>> begin MATERIAL PROVIDED

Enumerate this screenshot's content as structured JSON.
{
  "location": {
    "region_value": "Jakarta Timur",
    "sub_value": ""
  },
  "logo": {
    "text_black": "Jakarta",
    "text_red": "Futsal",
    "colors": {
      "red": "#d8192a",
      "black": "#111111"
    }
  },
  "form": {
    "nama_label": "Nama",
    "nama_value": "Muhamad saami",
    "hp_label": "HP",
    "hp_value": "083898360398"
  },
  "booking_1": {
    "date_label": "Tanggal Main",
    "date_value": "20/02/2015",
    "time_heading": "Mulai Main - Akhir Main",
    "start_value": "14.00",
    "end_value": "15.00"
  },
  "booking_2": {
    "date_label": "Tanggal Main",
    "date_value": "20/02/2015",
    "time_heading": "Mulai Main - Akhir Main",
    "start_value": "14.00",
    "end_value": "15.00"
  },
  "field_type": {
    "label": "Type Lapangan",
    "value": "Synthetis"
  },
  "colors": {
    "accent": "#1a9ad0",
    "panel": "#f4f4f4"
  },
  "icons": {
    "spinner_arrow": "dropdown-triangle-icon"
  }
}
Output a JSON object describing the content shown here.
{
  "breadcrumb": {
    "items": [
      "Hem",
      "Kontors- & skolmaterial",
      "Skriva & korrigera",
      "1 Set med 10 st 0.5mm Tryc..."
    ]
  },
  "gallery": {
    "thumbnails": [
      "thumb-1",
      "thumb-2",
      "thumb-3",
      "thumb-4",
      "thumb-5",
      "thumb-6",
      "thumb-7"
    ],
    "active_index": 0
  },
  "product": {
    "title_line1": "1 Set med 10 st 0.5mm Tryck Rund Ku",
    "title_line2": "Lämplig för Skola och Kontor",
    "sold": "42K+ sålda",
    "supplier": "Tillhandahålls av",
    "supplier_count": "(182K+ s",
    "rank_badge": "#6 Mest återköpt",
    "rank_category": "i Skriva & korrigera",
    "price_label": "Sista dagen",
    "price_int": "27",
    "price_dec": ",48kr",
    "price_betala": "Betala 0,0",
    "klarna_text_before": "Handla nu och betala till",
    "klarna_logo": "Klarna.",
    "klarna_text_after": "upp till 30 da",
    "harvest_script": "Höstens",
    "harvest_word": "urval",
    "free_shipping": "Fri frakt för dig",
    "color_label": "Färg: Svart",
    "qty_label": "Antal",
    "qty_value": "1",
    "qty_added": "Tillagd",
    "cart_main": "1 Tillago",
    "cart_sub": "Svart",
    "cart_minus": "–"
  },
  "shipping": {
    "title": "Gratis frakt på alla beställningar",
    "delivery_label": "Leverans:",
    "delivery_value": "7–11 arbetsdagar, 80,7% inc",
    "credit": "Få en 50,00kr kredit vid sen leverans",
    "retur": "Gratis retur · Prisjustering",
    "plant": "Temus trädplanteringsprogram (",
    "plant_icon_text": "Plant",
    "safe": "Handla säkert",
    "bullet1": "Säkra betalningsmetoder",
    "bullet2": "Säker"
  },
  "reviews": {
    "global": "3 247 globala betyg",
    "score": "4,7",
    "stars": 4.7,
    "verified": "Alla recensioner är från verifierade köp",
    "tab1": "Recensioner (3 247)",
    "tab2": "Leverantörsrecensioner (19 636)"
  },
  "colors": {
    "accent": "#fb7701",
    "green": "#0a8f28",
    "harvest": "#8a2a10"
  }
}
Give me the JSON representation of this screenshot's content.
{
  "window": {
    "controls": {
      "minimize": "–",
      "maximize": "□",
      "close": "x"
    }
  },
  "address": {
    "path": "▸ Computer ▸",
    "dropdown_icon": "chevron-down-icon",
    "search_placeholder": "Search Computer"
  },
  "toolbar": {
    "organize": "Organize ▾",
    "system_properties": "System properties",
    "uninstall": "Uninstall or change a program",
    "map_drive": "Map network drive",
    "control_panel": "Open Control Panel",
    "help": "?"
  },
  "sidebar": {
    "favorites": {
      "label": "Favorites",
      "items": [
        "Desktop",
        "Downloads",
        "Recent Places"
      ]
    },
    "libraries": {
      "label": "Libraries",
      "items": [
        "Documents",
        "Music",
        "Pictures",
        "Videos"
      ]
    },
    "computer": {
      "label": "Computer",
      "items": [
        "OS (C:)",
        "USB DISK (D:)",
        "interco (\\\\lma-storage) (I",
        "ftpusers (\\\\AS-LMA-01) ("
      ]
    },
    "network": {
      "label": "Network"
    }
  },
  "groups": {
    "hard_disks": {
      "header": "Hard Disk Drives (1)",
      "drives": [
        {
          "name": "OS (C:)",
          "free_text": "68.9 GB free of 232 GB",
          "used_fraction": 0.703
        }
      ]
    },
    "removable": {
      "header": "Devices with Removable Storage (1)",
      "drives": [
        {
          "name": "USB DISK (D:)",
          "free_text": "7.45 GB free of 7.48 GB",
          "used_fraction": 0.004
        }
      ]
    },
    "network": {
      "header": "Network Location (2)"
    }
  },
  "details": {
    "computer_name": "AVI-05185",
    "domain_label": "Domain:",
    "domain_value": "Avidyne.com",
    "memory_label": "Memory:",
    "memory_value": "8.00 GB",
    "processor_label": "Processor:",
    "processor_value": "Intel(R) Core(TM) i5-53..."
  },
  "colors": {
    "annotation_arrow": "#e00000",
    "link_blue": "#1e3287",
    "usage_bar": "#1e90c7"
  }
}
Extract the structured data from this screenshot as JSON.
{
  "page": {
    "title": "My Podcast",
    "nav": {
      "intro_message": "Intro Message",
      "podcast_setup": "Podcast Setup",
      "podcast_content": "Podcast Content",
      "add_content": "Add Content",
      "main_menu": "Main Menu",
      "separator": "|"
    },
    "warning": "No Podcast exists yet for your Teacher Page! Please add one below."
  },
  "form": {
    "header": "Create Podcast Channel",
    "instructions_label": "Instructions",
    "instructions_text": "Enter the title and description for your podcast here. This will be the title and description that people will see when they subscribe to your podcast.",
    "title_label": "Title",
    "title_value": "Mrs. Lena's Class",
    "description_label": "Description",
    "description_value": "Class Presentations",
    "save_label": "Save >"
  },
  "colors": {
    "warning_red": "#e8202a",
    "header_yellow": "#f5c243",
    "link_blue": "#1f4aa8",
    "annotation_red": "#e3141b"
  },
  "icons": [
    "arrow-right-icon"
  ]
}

>> end MATERIAL PROVIDED

• [WHAT YOU HAVE TO DO]: Exact output of every entry is required.

• [RESPONSE]:
Enumerate this screenshot's content as structured JSON.
{
  "location": {
    "region_value": "Jakarta Timur",
    "sub_value": ""
  },
  "logo": {
    "text_black": "Jakarta",
    "text_red": "Futsal",
    "colors": {
      "red": "#d8192a",
      "black": "#111111"
    }
  },
  "form": {
    "nama_label": "Nama",
    "nama_value": "Muhamad saami",
    "hp_label": "HP",
    "hp_value": "083898360398"
  },
  "booking_1": {
    "date_label": "Tanggal Main",
    "date_value": "20/02/2015",
    "time_heading": "Mulai Main - Akhir Main",
    "start_value": "14.00",
    "end_value": "15.00"
  },
  "booking_2": {
    "date_label": "Tanggal Main",
    "date_value": "20/02/2015",
    "time_heading": "Mulai Main - Akhir Main",
    "start_value": "14.00",
    "end_value": "15.00"
  },
  "field_type": {
    "label": "Type Lapangan",
    "value": "Synthetis"
  },
  "colors": {
    "accent": "#1a9ad0",
    "panel": "#f4f4f4"
  },
  "icons": {
    "spinner_arrow": "dropdown-triangle-icon"
  }
}
Output a JSON object describing the content shown here.
{
  "breadcrumb": {
    "items": [
      "Hem",
      "Kontors- & skolmaterial",
      "Skriva & korrigera",
      "1 Set med 10 st 0.5mm Tryc..."
    ]
  },
  "gallery": {
    "thumbnails": [
      "thumb-1",
      "thumb-2",
      "thumb-3",
      "thumb-4",
      "thumb-5",
      "thumb-6",
      "thumb-7"
    ],
    "active_index": 0
  },
  "product": {
    "title_line1": "1 Set med 10 st 0.5mm Tryck Rund Ku",
    "title_line2": "Lämplig för Skola och Kontor",
    "sold": "42K+ sålda",
    "supplier": "Tillhandahålls av",
    "supplier_count": "(182K+ s",
    "rank_badge": "#6 Mest återköpt",
    "rank_category": "i Skriva & korrigera",
    "price_label": "Sista dagen",
    "price_int": "27",
    "price_dec": ",48kr",
    "price_betala": "Betala 0,0",
    "klarna_text_before": "Handla nu och betala till",
    "klarna_logo": "Klarna.",
    "klarna_text_after": "upp till 30 da",
    "harvest_script": "Höstens",
    "harvest_word": "urval",
    "free_shipping": "Fri frakt för dig",
    "color_label": "Färg: Svart",
    "qty_label": "Antal",
    "qty_value": "1",
    "qty_added": "Tillagd",
    "cart_main": "1 Tillago",
    "cart_sub": "Svart",
    "cart_minus": "–"
  },
  "shipping": {
    "title": "Gratis frakt på alla beställningar",
    "delivery_label": "Leverans:",
    "delivery_value": "7–11 arbetsdagar, 80,7% inc",
    "credit": "Få en 50,00kr kredit vid sen leverans",
    "retur": "Gratis retur · Prisjustering",
    "plant": "Temus trädplanteringsprogram (",
    "plant_icon_text": "Plant",
    "safe": "Handla säkert",
    "bullet1": "Säkra betalningsmetoder",
    "bullet2": "Säker"
  },
  "reviews": {
    "global": "3 247 globala betyg",
    "score": "4,7",
    "stars": 4.7,
    "verified": "Alla recensioner är från verifierade köp",
    "tab1": "Recensioner (3 247)",
    "tab2": "Leverantörsrecensioner (19 636)"
  },
  "colors": {
    "accent": "#fb7701",
    "green": "#0a8f28",
    "harvest": "#8a2a10"
  }
}
Give me the JSON representation of this screenshot's content.
{
  "window": {
    "controls": {
      "minimize": "–",
      "maximize": "□",
      "close": "x"
    }
  },
  "address": {
    "path": "▸ Computer ▸",
    "dropdown_icon": "chevron-down-icon",
    "search_placeholder": "Search Computer"
  },
  "toolbar": {
    "organize": "Organize ▾",
    "system_properties": "System properties",
    "uninstall": "Uninstall or change a program",
    "map_drive": "Map network drive",
    "control_panel": "Open Control Panel",
    "help": "?"
  },
  "sidebar": {
    "favorites": {
      "label": "Favorites",
      "items": [
        "Desktop",
        "Downloads",
        "Recent Places"
      ]
    },
    "libraries": {
      "label": "Libraries",
      "items": [
        "Documents",
        "Music",
        "Pictures",
        "Videos"
      ]
    },
    "computer": {
      "label": "Computer",
      "items": [
        "OS (C:)",
        "USB DISK (D:)",
        "interco (\\\\lma-storage) (I",
        "ftpusers (\\\\AS-LMA-01) ("
      ]
    },
    "network": {
      "label": "Network"
    }
  },
  "groups": {
    "hard_disks": {
      "header": "Hard Disk Drives (1)",
      "drives": [
        {
          "name": "OS (C:)",
          "free_text": "68.9 GB free of 232 GB",
          "used_fraction": 0.703
        }
      ]
    },
    "removable": {
      "header": "Devices with Removable Storage (1)",
      "drives": [
        {
          "name": "USB DISK (D:)",
          "free_text": "7.45 GB free of 7.48 GB",
          "used_fraction": 0.004
        }
      ]
    },
    "network": {
      "header": "Network Location (2)"
    }
  },
  "details": {
    "computer_name": "AVI-05185",
    "domain_label": "Domain:",
    "domain_value": "Avidyne.com",
    "memory_label": "Memory:",
    "memory_value": "8.00 GB",
    "processor_label": "Processor:",
    "processor_value": "Intel(R) Core(TM) i5-53..."
  },
  "colors": {
    "annotation_arrow": "#e00000",
    "link_blue": "#1e3287",
    "usage_bar": "#1e90c7"
  }
}
Extract the structured data from this screenshot as JSON.
{
  "page": {
    "title": "My Podcast",
    "nav": {
      "intro_message": "Intro Message",
      "podcast_setup": "Podcast Setup",
      "podcast_content": "Podcast Content",
      "add_content": "Add Content",
      "main_menu": "Main Menu",
      "separator": "|"
    },
    "warning": "No Podcast exists yet for your Teacher Page! Please add one below."
  },
  "form": {
    "header": "Create Podcast Channel",
    "instructions_label": "Instructions",
    "instructions_text": "Enter the title and description for your podcast here. This will be the title and description that people will see when they subscribe to your podcast.",
    "title_label": "Title",
    "title_value": "Mrs. Lena's Class",
    "description_label": "Description",
    "description_value": "Class Presentations",
    "save_label": "Save >"
  },
  "colors": {
    "warning_red": "#e8202a",
    "header_yellow": "#f5c243",
    "link_blue": "#1f4aa8",
    "annotation_red": "#e3141b"
  },
  "icons": [
    "arrow-right-icon"
  ]
}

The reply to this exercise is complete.